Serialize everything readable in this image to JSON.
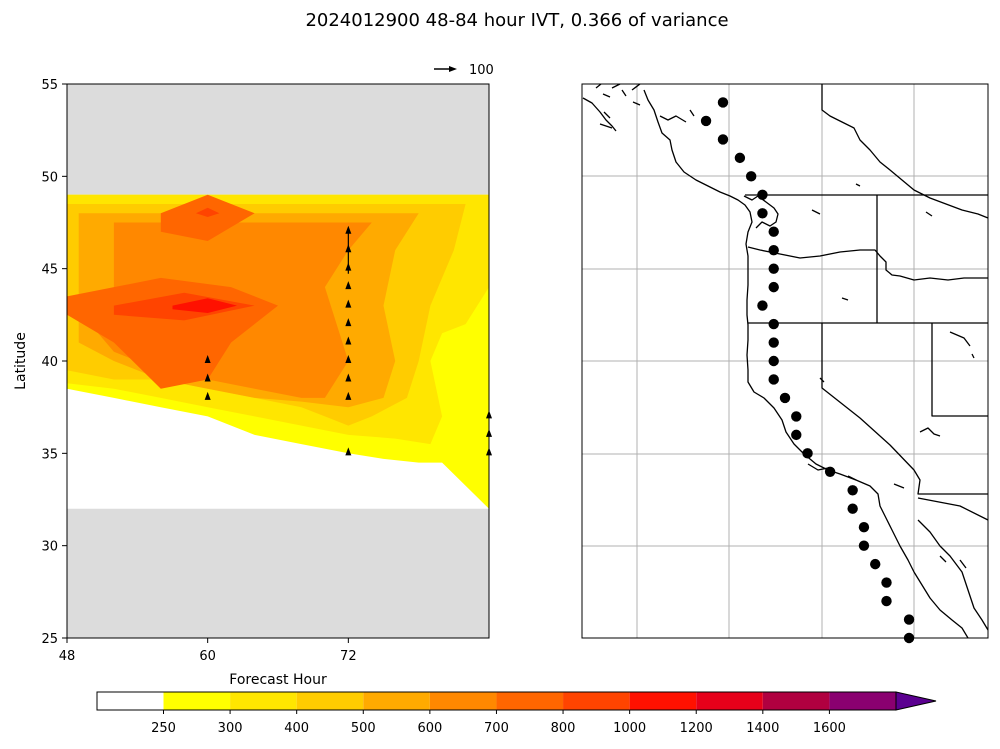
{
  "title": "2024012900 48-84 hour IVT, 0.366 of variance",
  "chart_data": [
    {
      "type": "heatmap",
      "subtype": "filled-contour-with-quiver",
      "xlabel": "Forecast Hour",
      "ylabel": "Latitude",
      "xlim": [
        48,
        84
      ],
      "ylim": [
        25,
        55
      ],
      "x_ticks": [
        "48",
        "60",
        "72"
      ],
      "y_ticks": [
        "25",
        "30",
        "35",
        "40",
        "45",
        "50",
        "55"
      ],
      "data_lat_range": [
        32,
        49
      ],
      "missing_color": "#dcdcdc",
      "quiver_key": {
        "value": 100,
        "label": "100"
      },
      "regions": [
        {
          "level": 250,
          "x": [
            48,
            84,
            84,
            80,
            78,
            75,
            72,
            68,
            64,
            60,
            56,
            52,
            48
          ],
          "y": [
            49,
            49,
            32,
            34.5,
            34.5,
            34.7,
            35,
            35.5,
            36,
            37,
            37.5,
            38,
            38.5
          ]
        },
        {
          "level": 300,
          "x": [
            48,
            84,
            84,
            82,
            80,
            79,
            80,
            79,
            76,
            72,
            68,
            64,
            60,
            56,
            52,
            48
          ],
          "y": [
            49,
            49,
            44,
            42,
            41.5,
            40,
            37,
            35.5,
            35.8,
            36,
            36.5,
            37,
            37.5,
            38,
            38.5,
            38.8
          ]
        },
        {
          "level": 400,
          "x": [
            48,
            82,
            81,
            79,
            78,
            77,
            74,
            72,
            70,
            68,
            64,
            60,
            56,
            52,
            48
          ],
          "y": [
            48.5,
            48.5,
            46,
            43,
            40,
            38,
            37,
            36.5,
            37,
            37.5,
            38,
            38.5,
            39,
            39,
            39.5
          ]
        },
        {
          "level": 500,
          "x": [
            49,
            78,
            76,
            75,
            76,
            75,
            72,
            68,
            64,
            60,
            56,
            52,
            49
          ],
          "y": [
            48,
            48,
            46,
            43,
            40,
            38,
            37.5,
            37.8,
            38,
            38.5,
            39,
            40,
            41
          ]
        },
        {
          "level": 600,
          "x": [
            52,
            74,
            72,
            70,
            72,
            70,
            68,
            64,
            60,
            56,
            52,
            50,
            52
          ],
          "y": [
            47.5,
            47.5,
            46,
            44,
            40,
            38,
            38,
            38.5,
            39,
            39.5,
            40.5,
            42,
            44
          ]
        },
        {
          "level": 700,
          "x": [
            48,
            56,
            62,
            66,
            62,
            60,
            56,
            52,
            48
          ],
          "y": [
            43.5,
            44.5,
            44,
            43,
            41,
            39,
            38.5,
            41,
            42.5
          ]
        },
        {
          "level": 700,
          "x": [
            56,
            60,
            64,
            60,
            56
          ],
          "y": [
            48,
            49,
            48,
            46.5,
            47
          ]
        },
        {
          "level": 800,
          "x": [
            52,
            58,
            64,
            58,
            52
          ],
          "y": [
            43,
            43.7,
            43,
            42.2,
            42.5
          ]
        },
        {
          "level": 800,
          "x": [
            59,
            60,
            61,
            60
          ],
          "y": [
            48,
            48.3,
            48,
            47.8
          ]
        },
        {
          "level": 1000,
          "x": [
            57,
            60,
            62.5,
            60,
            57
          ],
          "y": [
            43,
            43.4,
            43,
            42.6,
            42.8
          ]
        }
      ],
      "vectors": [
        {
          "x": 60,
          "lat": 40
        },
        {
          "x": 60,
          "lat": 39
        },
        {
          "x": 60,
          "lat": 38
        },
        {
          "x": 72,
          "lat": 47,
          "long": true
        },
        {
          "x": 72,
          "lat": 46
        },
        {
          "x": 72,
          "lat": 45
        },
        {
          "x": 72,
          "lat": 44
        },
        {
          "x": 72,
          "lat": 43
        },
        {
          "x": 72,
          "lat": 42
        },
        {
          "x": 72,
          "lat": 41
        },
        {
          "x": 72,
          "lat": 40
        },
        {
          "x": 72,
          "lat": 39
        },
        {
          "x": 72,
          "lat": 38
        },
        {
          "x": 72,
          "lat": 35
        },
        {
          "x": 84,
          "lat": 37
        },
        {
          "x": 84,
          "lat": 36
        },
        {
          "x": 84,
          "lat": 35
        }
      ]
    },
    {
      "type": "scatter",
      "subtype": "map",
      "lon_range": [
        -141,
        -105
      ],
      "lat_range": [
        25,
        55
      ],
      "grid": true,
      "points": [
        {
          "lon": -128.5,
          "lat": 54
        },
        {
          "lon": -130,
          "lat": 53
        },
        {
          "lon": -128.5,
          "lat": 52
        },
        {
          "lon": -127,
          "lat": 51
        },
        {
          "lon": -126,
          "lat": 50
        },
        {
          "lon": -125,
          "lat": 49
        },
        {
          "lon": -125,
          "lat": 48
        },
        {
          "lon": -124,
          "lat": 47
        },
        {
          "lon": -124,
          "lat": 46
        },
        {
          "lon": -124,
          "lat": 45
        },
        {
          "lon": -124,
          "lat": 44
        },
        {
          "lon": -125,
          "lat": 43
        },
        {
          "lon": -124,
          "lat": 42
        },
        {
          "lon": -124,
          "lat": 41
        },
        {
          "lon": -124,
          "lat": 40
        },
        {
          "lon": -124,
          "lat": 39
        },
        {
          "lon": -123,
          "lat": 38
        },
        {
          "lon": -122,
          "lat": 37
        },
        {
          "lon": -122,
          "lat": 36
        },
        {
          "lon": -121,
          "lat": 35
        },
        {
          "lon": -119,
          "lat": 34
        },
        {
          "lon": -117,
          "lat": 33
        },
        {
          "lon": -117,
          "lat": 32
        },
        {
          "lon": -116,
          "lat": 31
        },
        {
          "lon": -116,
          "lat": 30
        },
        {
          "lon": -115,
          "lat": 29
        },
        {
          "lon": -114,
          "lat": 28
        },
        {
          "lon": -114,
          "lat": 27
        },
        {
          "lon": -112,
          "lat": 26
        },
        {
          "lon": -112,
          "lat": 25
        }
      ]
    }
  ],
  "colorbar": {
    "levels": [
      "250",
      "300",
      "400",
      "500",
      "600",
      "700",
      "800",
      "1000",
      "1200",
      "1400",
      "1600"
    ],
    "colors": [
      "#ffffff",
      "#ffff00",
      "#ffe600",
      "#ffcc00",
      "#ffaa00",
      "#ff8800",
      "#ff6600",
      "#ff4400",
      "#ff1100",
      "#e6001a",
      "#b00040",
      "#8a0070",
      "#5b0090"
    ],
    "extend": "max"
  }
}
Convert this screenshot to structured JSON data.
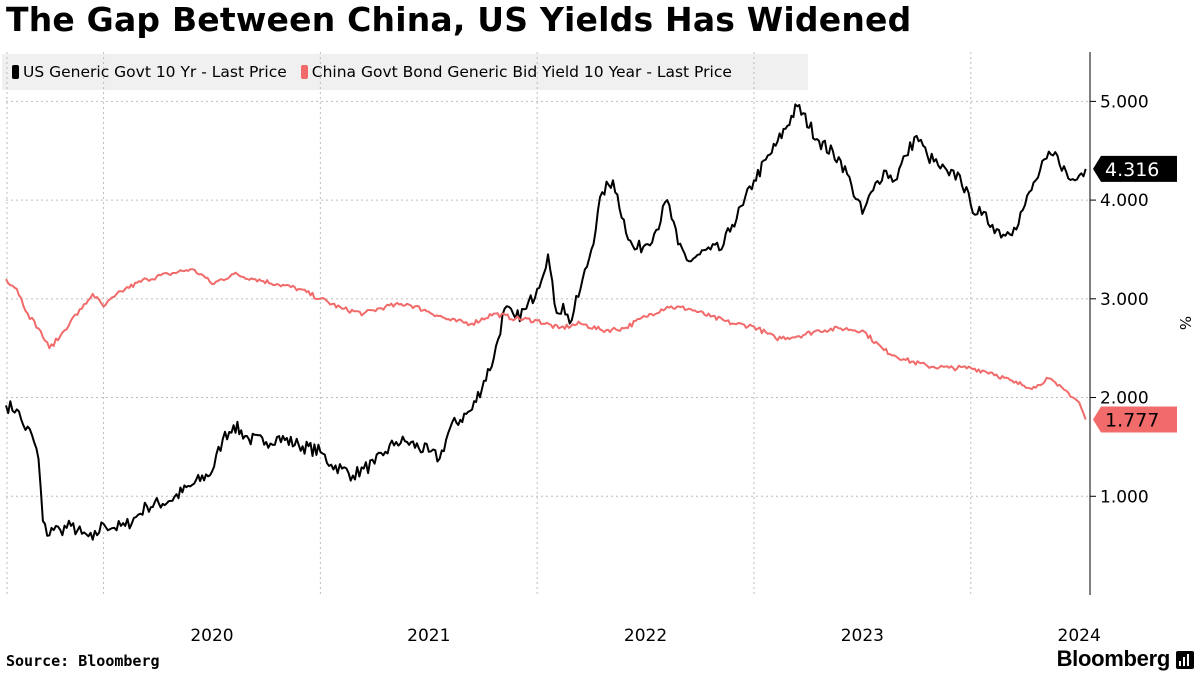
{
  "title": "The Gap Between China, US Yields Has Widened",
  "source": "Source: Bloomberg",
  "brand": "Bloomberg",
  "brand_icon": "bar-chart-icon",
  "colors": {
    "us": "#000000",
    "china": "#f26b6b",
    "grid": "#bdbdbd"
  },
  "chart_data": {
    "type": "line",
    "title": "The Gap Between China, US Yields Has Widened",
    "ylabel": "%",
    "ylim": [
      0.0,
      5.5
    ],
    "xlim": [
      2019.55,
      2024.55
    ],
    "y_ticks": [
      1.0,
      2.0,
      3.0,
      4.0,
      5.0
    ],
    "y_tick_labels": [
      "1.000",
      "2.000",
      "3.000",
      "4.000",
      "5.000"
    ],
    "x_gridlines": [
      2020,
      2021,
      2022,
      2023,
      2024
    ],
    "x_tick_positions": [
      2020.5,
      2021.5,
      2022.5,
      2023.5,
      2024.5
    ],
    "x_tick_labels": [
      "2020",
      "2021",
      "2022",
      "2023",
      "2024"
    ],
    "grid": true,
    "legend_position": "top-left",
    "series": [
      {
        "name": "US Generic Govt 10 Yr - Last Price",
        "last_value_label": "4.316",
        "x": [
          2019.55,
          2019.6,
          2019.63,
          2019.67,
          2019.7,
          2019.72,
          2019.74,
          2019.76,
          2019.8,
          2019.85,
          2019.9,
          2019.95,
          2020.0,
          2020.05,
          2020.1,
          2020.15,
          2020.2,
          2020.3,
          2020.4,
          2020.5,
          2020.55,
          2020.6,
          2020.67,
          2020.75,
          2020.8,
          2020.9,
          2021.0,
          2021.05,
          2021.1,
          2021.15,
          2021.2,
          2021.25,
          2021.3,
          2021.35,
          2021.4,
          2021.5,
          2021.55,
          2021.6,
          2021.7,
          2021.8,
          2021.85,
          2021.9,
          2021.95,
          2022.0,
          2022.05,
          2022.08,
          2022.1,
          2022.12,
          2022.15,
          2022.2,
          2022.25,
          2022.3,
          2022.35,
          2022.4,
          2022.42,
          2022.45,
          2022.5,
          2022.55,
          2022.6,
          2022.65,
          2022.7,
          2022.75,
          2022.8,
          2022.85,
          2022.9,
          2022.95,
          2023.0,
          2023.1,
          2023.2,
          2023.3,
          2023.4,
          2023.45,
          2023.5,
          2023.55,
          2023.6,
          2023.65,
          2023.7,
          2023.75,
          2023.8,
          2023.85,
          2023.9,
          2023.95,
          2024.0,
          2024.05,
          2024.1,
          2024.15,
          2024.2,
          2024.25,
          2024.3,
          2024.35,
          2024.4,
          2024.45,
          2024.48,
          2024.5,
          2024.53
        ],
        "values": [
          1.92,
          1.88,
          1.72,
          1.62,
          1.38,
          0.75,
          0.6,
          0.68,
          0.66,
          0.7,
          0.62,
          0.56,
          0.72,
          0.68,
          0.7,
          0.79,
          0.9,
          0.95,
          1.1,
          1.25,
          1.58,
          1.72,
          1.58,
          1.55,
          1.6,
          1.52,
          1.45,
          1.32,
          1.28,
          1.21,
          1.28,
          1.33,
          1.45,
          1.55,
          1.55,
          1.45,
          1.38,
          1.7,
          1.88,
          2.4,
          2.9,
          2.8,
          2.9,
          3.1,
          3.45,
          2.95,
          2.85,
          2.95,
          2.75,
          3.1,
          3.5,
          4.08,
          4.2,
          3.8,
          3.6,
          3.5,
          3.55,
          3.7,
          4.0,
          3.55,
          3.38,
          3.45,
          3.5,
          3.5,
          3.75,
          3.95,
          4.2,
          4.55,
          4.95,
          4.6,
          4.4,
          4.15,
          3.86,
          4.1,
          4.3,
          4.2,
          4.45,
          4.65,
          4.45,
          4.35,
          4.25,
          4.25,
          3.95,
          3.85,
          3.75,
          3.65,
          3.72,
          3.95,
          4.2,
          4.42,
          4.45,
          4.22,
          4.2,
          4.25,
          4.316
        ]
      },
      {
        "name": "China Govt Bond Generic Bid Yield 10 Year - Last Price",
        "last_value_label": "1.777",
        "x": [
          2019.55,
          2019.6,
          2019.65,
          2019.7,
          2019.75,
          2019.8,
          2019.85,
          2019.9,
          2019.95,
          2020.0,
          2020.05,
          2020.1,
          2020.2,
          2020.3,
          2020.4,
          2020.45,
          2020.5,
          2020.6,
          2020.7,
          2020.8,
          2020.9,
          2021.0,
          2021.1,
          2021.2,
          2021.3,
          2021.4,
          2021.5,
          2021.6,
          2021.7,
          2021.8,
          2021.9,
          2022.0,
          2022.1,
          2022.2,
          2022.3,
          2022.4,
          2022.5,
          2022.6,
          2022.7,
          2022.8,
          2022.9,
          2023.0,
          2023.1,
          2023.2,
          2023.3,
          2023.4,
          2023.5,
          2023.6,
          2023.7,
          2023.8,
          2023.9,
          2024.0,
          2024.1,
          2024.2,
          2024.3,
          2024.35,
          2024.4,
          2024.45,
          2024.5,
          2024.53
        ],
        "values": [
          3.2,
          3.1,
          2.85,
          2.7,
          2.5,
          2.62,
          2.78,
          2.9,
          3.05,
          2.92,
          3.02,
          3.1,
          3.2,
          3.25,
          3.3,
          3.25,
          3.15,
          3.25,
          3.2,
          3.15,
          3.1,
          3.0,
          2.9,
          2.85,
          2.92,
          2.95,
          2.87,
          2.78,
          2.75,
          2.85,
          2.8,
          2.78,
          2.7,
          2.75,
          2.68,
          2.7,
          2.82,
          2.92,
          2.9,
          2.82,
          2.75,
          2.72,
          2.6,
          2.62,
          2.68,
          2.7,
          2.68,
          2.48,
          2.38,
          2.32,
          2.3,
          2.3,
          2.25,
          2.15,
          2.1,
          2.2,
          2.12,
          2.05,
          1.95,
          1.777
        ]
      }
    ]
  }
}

━━━━━━━━━━━━━━━━

Aim of the exercise ▸ Take every line from the data that contains the word "Yields".

Completed task ▸
  "title": "The Gap Between China, US Yields Has Widened",
    "title": "The Gap Between China, US Yields Has Widened",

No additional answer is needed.